[Figure record extracts]
╔══
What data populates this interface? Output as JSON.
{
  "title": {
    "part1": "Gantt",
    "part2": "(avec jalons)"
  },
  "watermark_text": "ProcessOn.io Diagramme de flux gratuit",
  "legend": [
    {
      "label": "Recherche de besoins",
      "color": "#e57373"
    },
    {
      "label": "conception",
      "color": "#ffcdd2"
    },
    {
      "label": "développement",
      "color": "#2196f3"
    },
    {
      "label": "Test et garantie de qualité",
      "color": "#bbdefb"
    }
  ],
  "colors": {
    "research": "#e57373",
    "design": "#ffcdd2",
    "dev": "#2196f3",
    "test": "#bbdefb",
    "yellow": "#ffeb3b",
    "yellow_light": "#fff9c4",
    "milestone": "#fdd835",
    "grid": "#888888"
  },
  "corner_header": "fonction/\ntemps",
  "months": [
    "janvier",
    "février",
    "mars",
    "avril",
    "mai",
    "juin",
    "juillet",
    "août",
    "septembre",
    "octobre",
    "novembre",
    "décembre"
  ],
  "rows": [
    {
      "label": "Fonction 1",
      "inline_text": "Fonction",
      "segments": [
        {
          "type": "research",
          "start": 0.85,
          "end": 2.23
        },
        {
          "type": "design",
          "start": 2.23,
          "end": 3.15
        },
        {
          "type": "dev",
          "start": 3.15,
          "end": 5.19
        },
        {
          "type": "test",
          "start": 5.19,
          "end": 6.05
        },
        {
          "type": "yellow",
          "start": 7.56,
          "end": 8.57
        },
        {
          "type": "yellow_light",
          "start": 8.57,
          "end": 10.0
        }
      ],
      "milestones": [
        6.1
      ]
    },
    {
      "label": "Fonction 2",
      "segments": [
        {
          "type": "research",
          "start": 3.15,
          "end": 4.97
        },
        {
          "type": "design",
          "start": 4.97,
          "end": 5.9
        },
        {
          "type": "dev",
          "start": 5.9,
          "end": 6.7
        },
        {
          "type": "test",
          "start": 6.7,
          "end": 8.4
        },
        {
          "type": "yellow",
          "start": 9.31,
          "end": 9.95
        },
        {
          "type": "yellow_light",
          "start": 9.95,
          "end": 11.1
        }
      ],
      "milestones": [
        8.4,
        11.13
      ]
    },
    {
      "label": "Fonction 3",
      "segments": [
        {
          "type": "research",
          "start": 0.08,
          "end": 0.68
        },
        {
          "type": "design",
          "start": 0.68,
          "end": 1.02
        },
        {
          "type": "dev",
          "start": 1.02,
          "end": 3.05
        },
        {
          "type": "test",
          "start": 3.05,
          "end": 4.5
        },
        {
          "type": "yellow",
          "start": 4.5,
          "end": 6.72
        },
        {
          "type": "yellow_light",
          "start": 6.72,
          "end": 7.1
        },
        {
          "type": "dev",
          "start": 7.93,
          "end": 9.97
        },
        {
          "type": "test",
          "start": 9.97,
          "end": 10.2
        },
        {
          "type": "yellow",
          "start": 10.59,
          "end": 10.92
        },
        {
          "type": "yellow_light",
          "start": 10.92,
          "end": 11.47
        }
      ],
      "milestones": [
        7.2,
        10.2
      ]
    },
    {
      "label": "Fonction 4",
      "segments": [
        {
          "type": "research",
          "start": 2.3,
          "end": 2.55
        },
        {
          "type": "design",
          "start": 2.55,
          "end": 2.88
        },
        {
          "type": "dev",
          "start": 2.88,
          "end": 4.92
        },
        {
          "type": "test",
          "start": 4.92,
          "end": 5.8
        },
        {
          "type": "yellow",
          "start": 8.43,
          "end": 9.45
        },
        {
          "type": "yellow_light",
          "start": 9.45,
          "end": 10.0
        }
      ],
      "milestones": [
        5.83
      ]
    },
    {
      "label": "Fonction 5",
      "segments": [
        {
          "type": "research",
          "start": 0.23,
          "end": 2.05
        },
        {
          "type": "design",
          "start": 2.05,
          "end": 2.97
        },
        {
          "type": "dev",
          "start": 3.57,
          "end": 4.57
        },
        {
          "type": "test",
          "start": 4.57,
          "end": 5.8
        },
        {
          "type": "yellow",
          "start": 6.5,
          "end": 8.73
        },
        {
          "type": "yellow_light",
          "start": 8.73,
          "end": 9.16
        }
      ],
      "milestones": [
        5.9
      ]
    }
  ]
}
╚══
§ **GIVEN INSTRUCTION**
Return all of the entries exactly as they were supplied.

§ **RESULT OF THE TASK**
What data populates this interface? Output as JSON.
{
  "title": {
    "part1": "Gantt",
    "part2": "(avec jalons)"
  },
  "watermark_text": "ProcessOn.io Diagramme de flux gratuit",
  "legend": [
    {
      "label": "Recherche de besoins",
      "color": "#e57373"
    },
    {
      "label": "conception",
      "color": "#ffcdd2"
    },
    {
      "label": "développement",
      "color": "#2196f3"
    },
    {
      "label": "Test et garantie de qualité",
      "color": "#bbdefb"
    }
  ],
  "colors": {
    "research": "#e57373",
    "design": "#ffcdd2",
    "dev": "#2196f3",
    "test": "#bbdefb",
    "yellow": "#ffeb3b",
    "yellow_light": "#fff9c4",
    "milestone": "#fdd835",
    "grid": "#888888"
  },
  "corner_header": "fonction/\ntemps",
  "months": [
    "janvier",
    "février",
    "mars",
    "avril",
    "mai",
    "juin",
    "juillet",
    "août",
    "septembre",
    "octobre",
    "novembre",
    "décembre"
  ],
  "rows": [
    {
      "label": "Fonction 1",
      "inline_text": "Fonction",
      "segments": [
        {
          "type": "research",
          "start": 0.85,
          "end": 2.23
        },
        {
          "type": "design",
          "start": 2.23,
          "end": 3.15
        },
        {
          "type": "dev",
          "start": 3.15,
          "end": 5.19
        },
        {
          "type": "test",
          "start": 5.19,
          "end": 6.05
        },
        {
          "type": "yellow",
          "start": 7.56,
          "end": 8.57
        },
        {
          "type": "yellow_light",
          "start": 8.57,
          "end": 10.0
        }
      ],
      "milestones": [
        6.1
      ]
    },
    {
      "label": "Fonction 2",
      "segments": [
        {
          "type": "research",
          "start": 3.15,
          "end": 4.97
        },
        {
          "type": "design",
          "start": 4.97,
          "end": 5.9
        },
        {
          "type": "dev",
          "start": 5.9,
          "end": 6.7
        },
        {
          "type": "test",
          "start": 6.7,
          "end": 8.4
        },
        {
          "type": "yellow",
          "start": 9.31,
          "end": 9.95
        },
        {
          "type": "yellow_light",
          "start": 9.95,
          "end": 11.1
        }
      ],
      "milestones": [
        8.4,
        11.13
      ]
    },
    {
      "label": "Fonction 3",
      "segments": [
        {
          "type": "research",
          "start": 0.08,
          "end": 0.68
        },
        {
          "type": "design",
          "start": 0.68,
          "end": 1.02
        },
        {
          "type": "dev",
          "start": 1.02,
          "end": 3.05
        },
        {
          "type": "test",
          "start": 3.05,
          "end": 4.5
        },
        {
          "type": "yellow",
          "start": 4.5,
          "end": 6.72
        },
        {
          "type": "yellow_light",
          "start": 6.72,
          "end": 7.1
        },
        {
          "type": "dev",
          "start": 7.93,
          "end": 9.97
        },
        {
          "type": "test",
          "start": 9.97,
          "end": 10.2
        },
        {
          "type": "yellow",
          "start": 10.59,
          "end": 10.92
        },
        {
          "type": "yellow_light",
          "start": 10.92,
          "end": 11.47
        }
      ],
      "milestones": [
        7.2,
        10.2
      ]
    },
    {
      "label": "Fonction 4",
      "segments": [
        {
          "type": "research",
          "start": 2.3,
          "end": 2.55
        },
        {
          "type": "design",
          "start": 2.55,
          "end": 2.88
        },
        {
          "type": "dev",
          "start": 2.88,
          "end": 4.92
        },
        {
          "type": "test",
          "start": 4.92,
          "end": 5.8
        },
        {
          "type": "yellow",
          "start": 8.43,
          "end": 9.45
        },
        {
          "type": "yellow_light",
          "start": 9.45,
          "end": 10.0
        }
      ],
      "milestones": [
        5.83
      ]
    },
    {
      "label": "Fonction 5",
      "segments": [
        {
          "type": "research",
          "start": 0.23,
          "end": 2.05
        },
        {
          "type": "design",
          "start": 2.05,
          "end": 2.97
        },
        {
          "type": "dev",
          "start": 3.57,
          "end": 4.57
        },
        {
          "type": "test",
          "start": 4.57,
          "end": 5.8
        },
        {
          "type": "yellow",
          "start": 6.5,
          "end": 8.73
        },
        {
          "type": "yellow_light",
          "start": 8.73,
          "end": 9.16
        }
      ],
      "milestones": [
        5.9
      ]
    }
  ]
}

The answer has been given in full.